[Begin]
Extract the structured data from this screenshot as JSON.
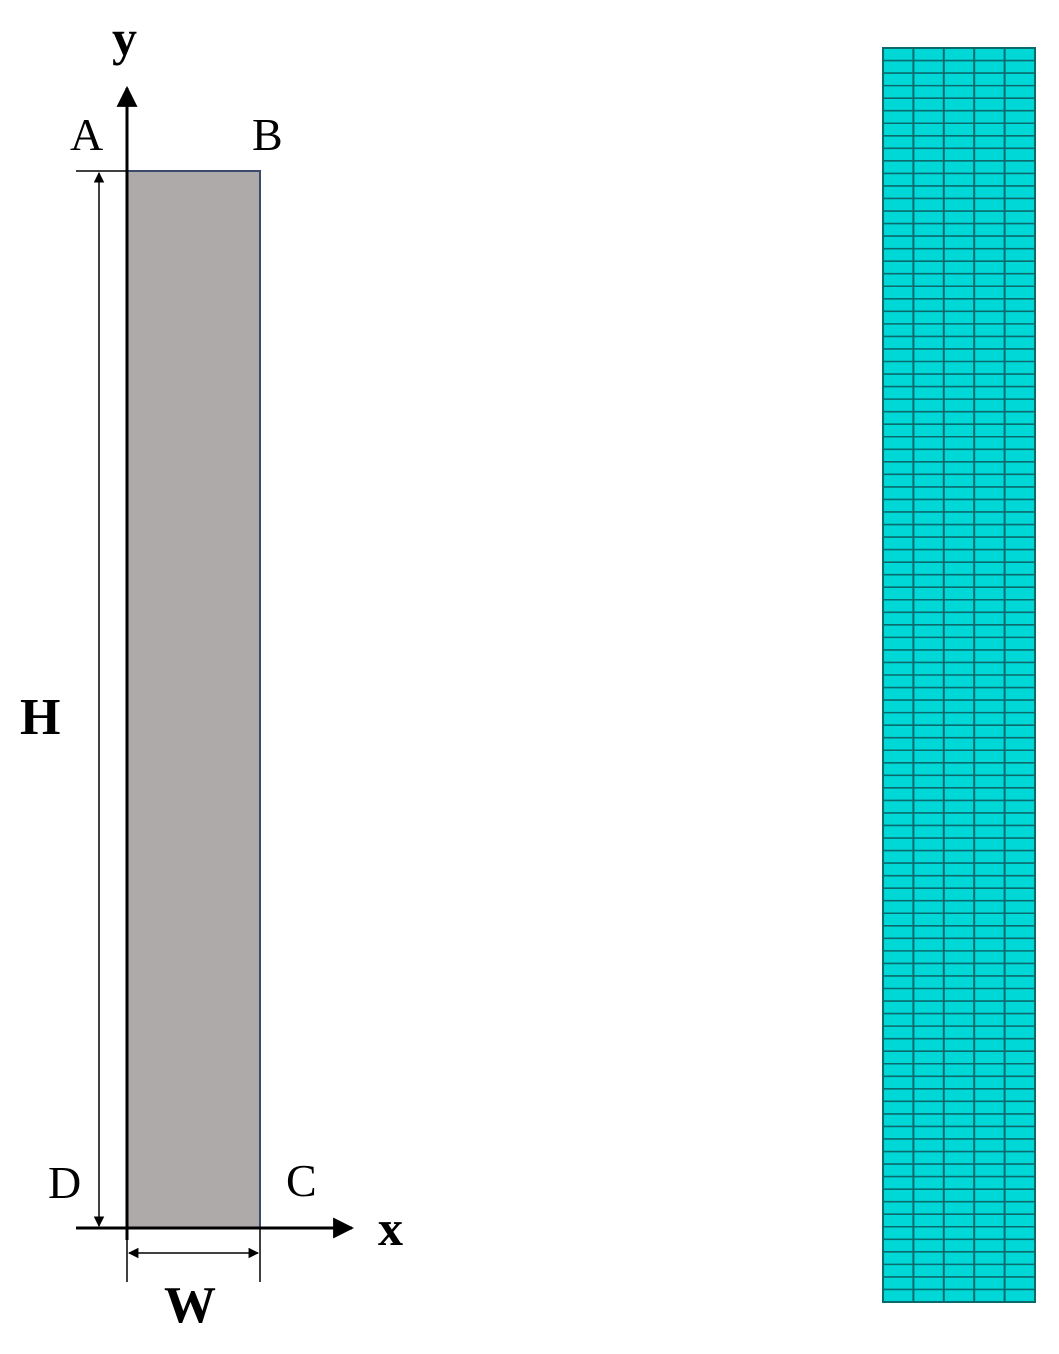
{
  "geometry_panel": {
    "axes": {
      "x_label": "x",
      "y_label": "y"
    },
    "corners": {
      "a": "A",
      "b": "B",
      "c": "C",
      "d": "D"
    },
    "dimensions": {
      "height_label": "H",
      "width_label": "W"
    },
    "colors": {
      "domain_fill": "#aeaaa9",
      "domain_edge_right": "#3c4a6b",
      "lines": "#000000"
    }
  },
  "mesh_panel": {
    "columns": 5,
    "rows": 100,
    "colors": {
      "cell_fill": "#00d8d8",
      "grid_lines": "#0a6a6c",
      "border": "#0a6a6c"
    }
  }
}
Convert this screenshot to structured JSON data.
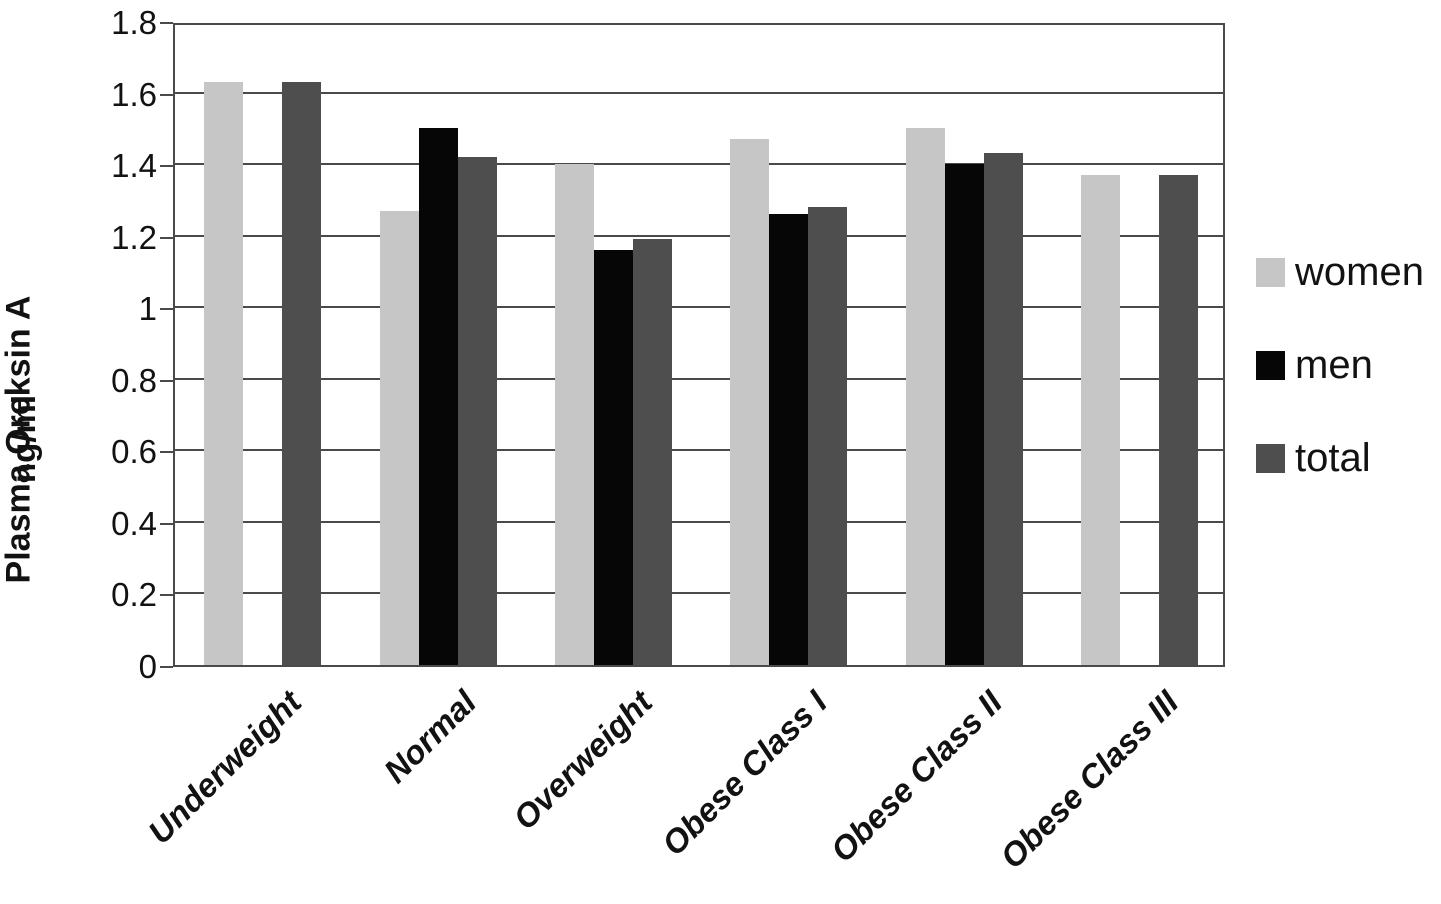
[End]
> _WRITTEN PROBLEM_
Exclude the pictures. Write out the remaining data exactly.

> _RESULT FOR THIS TASK_
Extract the structured data from this screenshot as JSON.
{
  "geometry_panel": {
    "axes": {
      "x_label": "x",
      "y_label": "y"
    },
    "corners": {
      "a": "A",
      "b": "B",
      "c": "C",
      "d": "D"
    },
    "dimensions": {
      "height_label": "H",
      "width_label": "W"
    },
    "colors": {
      "domain_fill": "#aeaaa9",
      "domain_edge_right": "#3c4a6b",
      "lines": "#000000"
    }
  },
  "mesh_panel": {
    "columns": 5,
    "rows": 100,
    "colors": {
      "cell_fill": "#00d8d8",
      "grid_lines": "#0a6a6c",
      "border": "#0a6a6c"
    }
  }
}
Convert this screenshot to structured JSON data.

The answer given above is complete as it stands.